(Source data)

• • • •

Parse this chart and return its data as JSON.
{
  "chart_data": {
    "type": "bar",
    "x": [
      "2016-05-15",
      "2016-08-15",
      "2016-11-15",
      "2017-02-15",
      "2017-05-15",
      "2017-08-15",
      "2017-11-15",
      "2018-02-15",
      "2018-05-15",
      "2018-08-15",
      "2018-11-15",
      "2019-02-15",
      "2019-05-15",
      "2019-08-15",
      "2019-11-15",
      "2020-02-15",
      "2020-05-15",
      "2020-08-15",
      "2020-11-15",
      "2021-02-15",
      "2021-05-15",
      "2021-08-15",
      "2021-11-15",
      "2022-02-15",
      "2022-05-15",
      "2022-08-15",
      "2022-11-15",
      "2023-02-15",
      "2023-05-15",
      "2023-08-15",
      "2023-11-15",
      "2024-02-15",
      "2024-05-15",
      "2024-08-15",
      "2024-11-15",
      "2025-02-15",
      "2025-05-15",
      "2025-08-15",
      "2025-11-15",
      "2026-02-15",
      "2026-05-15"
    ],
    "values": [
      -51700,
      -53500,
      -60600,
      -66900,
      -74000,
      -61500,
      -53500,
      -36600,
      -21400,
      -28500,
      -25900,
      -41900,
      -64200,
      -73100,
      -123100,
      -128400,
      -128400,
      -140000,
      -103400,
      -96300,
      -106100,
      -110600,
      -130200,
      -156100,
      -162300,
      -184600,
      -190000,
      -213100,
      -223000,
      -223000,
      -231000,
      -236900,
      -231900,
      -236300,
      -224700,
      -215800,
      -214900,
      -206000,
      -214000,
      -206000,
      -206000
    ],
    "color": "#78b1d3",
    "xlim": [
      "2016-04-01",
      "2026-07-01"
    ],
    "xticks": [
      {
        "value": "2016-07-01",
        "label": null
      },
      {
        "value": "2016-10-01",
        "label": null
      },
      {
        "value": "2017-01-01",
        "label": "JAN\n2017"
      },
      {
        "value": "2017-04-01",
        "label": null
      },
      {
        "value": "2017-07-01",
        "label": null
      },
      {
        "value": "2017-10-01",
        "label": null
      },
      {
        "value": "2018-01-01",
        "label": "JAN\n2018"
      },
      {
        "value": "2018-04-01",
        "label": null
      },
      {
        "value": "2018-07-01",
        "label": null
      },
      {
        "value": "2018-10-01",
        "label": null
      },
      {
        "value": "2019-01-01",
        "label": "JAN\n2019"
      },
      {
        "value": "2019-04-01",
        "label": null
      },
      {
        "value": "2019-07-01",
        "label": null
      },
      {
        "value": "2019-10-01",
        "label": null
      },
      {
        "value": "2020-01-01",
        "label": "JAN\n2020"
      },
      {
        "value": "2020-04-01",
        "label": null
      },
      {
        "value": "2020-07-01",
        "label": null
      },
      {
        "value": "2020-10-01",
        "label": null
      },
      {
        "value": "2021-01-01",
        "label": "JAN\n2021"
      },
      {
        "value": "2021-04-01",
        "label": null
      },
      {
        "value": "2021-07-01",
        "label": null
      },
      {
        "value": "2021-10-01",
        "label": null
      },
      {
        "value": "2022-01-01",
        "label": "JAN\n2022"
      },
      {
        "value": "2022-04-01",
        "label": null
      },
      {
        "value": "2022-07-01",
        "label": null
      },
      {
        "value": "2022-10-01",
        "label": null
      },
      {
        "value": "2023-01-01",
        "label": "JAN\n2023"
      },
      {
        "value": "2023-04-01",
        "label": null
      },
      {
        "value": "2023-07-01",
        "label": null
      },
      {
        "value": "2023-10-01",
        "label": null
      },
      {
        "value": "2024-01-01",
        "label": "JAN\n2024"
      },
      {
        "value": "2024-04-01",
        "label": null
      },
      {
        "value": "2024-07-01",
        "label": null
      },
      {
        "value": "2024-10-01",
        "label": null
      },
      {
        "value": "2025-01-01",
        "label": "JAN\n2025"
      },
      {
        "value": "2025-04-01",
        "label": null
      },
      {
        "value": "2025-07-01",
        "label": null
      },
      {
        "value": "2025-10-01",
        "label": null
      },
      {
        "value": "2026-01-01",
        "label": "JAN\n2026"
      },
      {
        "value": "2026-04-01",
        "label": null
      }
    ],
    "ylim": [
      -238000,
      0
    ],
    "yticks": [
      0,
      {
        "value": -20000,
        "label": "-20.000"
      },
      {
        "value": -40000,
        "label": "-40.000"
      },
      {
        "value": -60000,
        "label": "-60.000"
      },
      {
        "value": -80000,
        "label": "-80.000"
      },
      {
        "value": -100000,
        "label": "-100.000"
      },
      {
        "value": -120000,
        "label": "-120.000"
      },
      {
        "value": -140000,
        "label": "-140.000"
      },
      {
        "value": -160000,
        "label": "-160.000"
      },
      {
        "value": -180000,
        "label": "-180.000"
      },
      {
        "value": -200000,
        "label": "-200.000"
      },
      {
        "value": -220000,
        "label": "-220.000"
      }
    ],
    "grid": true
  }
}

• • • •

→ **Aim**
Every line above should be retyped exactly as given.

→ **Exercise response**
Parse this chart and return its data as JSON.
{
  "chart_data": {
    "type": "bar",
    "x": [
      "2016-05-15",
      "2016-08-15",
      "2016-11-15",
      "2017-02-15",
      "2017-05-15",
      "2017-08-15",
      "2017-11-15",
      "2018-02-15",
      "2018-05-15",
      "2018-08-15",
      "2018-11-15",
      "2019-02-15",
      "2019-05-15",
      "2019-08-15",
      "2019-11-15",
      "2020-02-15",
      "2020-05-15",
      "2020-08-15",
      "2020-11-15",
      "2021-02-15",
      "2021-05-15",
      "2021-08-15",
      "2021-11-15",
      "2022-02-15",
      "2022-05-15",
      "2022-08-15",
      "2022-11-15",
      "2023-02-15",
      "2023-05-15",
      "2023-08-15",
      "2023-11-15",
      "2024-02-15",
      "2024-05-15",
      "2024-08-15",
      "2024-11-15",
      "2025-02-15",
      "2025-05-15",
      "2025-08-15",
      "2025-11-15",
      "2026-02-15",
      "2026-05-15"
    ],
    "values": [
      -51700,
      -53500,
      -60600,
      -66900,
      -74000,
      -61500,
      -53500,
      -36600,
      -21400,
      -28500,
      -25900,
      -41900,
      -64200,
      -73100,
      -123100,
      -128400,
      -128400,
      -140000,
      -103400,
      -96300,
      -106100,
      -110600,
      -130200,
      -156100,
      -162300,
      -184600,
      -190000,
      -213100,
      -223000,
      -223000,
      -231000,
      -236900,
      -231900,
      -236300,
      -224700,
      -215800,
      -214900,
      -206000,
      -214000,
      -206000,
      -206000
    ],
    "color": "#78b1d3",
    "xlim": [
      "2016-04-01",
      "2026-07-01"
    ],
    "xticks": [
      {
        "value": "2016-07-01",
        "label": null
      },
      {
        "value": "2016-10-01",
        "label": null
      },
      {
        "value": "2017-01-01",
        "label": "JAN\n2017"
      },
      {
        "value": "2017-04-01",
        "label": null
      },
      {
        "value": "2017-07-01",
        "label": null
      },
      {
        "value": "2017-10-01",
        "label": null
      },
      {
        "value": "2018-01-01",
        "label": "JAN\n2018"
      },
      {
        "value": "2018-04-01",
        "label": null
      },
      {
        "value": "2018-07-01",
        "label": null
      },
      {
        "value": "2018-10-01",
        "label": null
      },
      {
        "value": "2019-01-01",
        "label": "JAN\n2019"
      },
      {
        "value": "2019-04-01",
        "label": null
      },
      {
        "value": "2019-07-01",
        "label": null
      },
      {
        "value": "2019-10-01",
        "label": null
      },
      {
        "value": "2020-01-01",
        "label": "JAN\n2020"
      },
      {
        "value": "2020-04-01",
        "label": null
      },
      {
        "value": "2020-07-01",
        "label": null
      },
      {
        "value": "2020-10-01",
        "label": null
      },
      {
        "value": "2021-01-01",
        "label": "JAN\n2021"
      },
      {
        "value": "2021-04-01",
        "label": null
      },
      {
        "value": "2021-07-01",
        "label": null
      },
      {
        "value": "2021-10-01",
        "label": null
      },
      {
        "value": "2022-01-01",
        "label": "JAN\n2022"
      },
      {
        "value": "2022-04-01",
        "label": null
      },
      {
        "value": "2022-07-01",
        "label": null
      },
      {
        "value": "2022-10-01",
        "label": null
      },
      {
        "value": "2023-01-01",
        "label": "JAN\n2023"
      },
      {
        "value": "2023-04-01",
        "label": null
      },
      {
        "value": "2023-07-01",
        "label": null
      },
      {
        "value": "2023-10-01",
        "label": null
      },
      {
        "value": "2024-01-01",
        "label": "JAN\n2024"
      },
      {
        "value": "2024-04-01",
        "label": null
      },
      {
        "value": "2024-07-01",
        "label": null
      },
      {
        "value": "2024-10-01",
        "label": null
      },
      {
        "value": "2025-01-01",
        "label": "JAN\n2025"
      },
      {
        "value": "2025-04-01",
        "label": null
      },
      {
        "value": "2025-07-01",
        "label": null
      },
      {
        "value": "2025-10-01",
        "label": null
      },
      {
        "value": "2026-01-01",
        "label": "JAN\n2026"
      },
      {
        "value": "2026-04-01",
        "label": null
      }
    ],
    "ylim": [
      -238000,
      0
    ],
    "yticks": [
      0,
      {
        "value": -20000,
        "label": "-20.000"
      },
      {
        "value": -40000,
        "label": "-40.000"
      },
      {
        "value": -60000,
        "label": "-60.000"
      },
      {
        "value": -80000,
        "label": "-80.000"
      },
      {
        "value": -100000,
        "label": "-100.000"
      },
      {
        "value": -120000,
        "label": "-120.000"
      },
      {
        "value": -140000,
        "label": "-140.000"
      },
      {
        "value": -160000,
        "label": "-160.000"
      },
      {
        "value": -180000,
        "label": "-180.000"
      },
      {
        "value": -200000,
        "label": "-200.000"
      },
      {
        "value": -220000,
        "label": "-220.000"
      }
    ],
    "grid": true
  }
}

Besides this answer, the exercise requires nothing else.